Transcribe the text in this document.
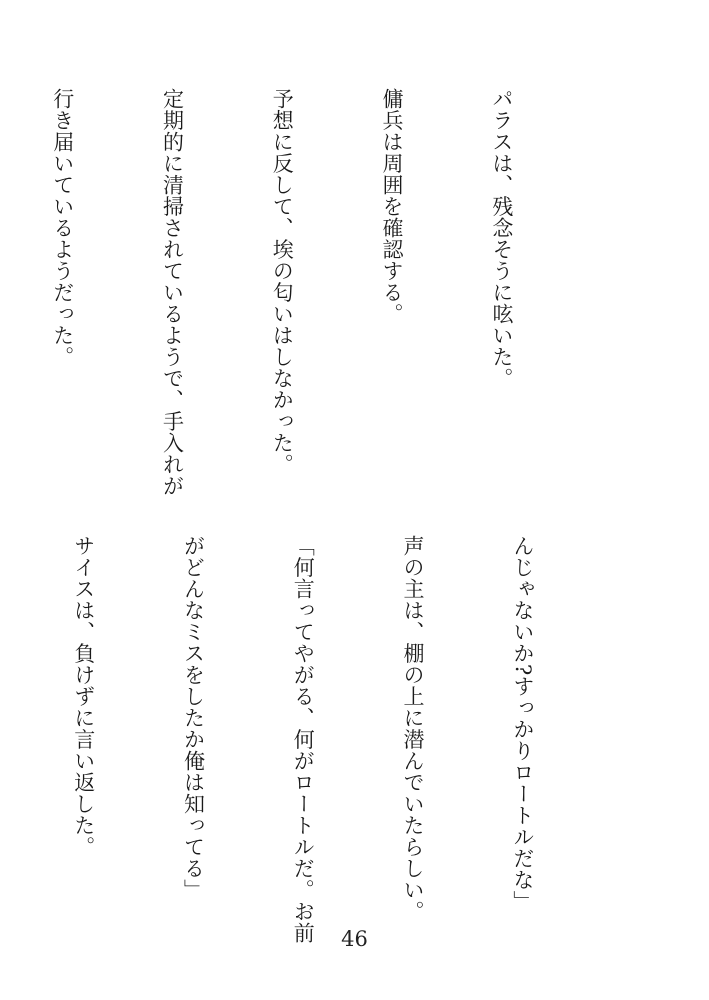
パラスは、残念そうに呟いた。

傭兵は周囲を確認する。

予想に反して、埃の匂いはしなかった。

定期的に清掃されているようで、手入れが

行き届いているようだった。

んじゃないか?すっかりロートルだな」

声の主は、棚の上に潜んでいたらしい。

「何言ってやがる、何がロートルだ。お前

がどんなミスをしたか俺は知ってる」

サイスは、負けずに言い返した。

46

Exercise brief -
Reproduce the material word for word. Any pictures should be left out of the copy.

Correct response -
Transcribe the text in this document.
パラスは、残念そうに呟いた。

傭兵は周囲を確認する。

予想に反して、埃の匂いはしなかった。

定期的に清掃されているようで、手入れが

行き届いているようだった。

んじゃないか?すっかりロートルだな」

声の主は、棚の上に潜んでいたらしい。

「何言ってやがる、何がロートルだ。お前

がどんなミスをしたか俺は知ってる」

サイスは、負けずに言い返した。

46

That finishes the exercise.